--- PROVIDED RECORDS ---
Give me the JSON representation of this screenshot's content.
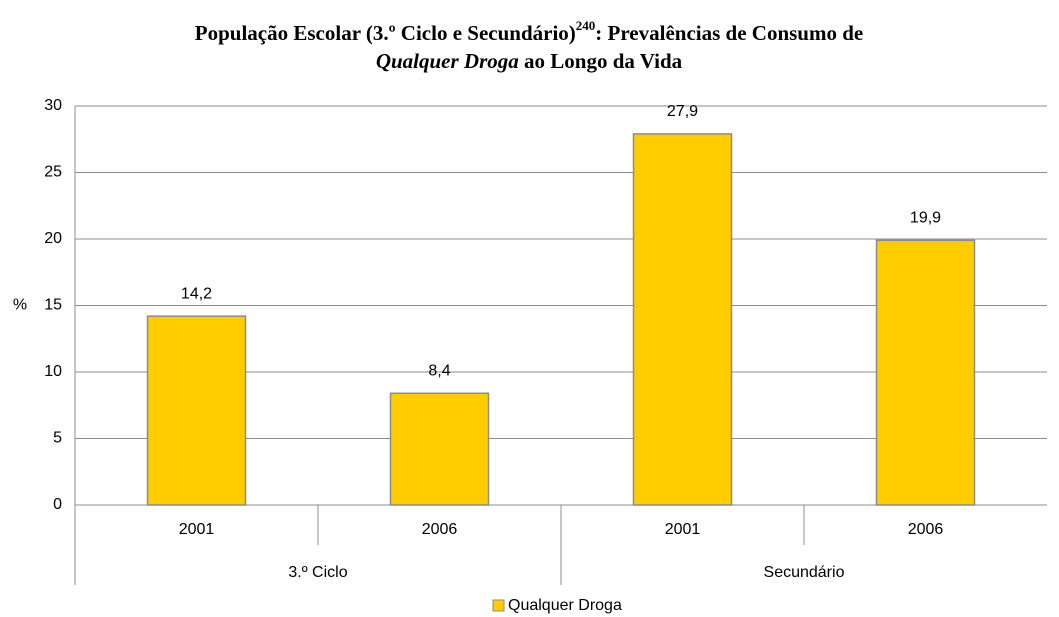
{
  "chart_data": {
    "type": "bar",
    "title_lines": [
      [
        {
          "text": "População Escolar (3.º Ciclo e Secundário)"
        },
        {
          "text": "240",
          "style": "sup"
        },
        {
          "text": ": Prevalências de Consumo de"
        }
      ],
      [
        {
          "text": "Qualquer Droga",
          "style": "italic"
        },
        {
          "text": " ao Longo da Vida"
        }
      ]
    ],
    "y_label": "%",
    "categories": [
      "2001",
      "2006",
      "2001",
      "2006"
    ],
    "groups": [
      "3.º Ciclo",
      "Secundário"
    ],
    "series": [
      {
        "name": "Qualquer Droga",
        "color": "#ffcc00",
        "values": [
          14.2,
          8.4,
          27.9,
          19.9
        ],
        "value_labels": [
          "14,2",
          "8,4",
          "27,9",
          "19,9"
        ]
      }
    ],
    "ylim": [
      0,
      30
    ],
    "yticks": [
      0,
      5,
      10,
      15,
      20,
      25,
      30
    ],
    "grid": true,
    "legend": "bottom"
  }
}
---
__TASK INSTRUCTIONS__: Extract every line of the data exactly; pictures stay out.

__WRITTEN RESPONSE__:
Give me the JSON representation of this screenshot's content.
{
  "chart_data": {
    "type": "bar",
    "title_lines": [
      [
        {
          "text": "População Escolar (3.º Ciclo e Secundário)"
        },
        {
          "text": "240",
          "style": "sup"
        },
        {
          "text": ": Prevalências de Consumo de"
        }
      ],
      [
        {
          "text": "Qualquer Droga",
          "style": "italic"
        },
        {
          "text": " ao Longo da Vida"
        }
      ]
    ],
    "y_label": "%",
    "categories": [
      "2001",
      "2006",
      "2001",
      "2006"
    ],
    "groups": [
      "3.º Ciclo",
      "Secundário"
    ],
    "series": [
      {
        "name": "Qualquer Droga",
        "color": "#ffcc00",
        "values": [
          14.2,
          8.4,
          27.9,
          19.9
        ],
        "value_labels": [
          "14,2",
          "8,4",
          "27,9",
          "19,9"
        ]
      }
    ],
    "ylim": [
      0,
      30
    ],
    "yticks": [
      0,
      5,
      10,
      15,
      20,
      25,
      30
    ],
    "grid": true,
    "legend": "bottom"
  }
}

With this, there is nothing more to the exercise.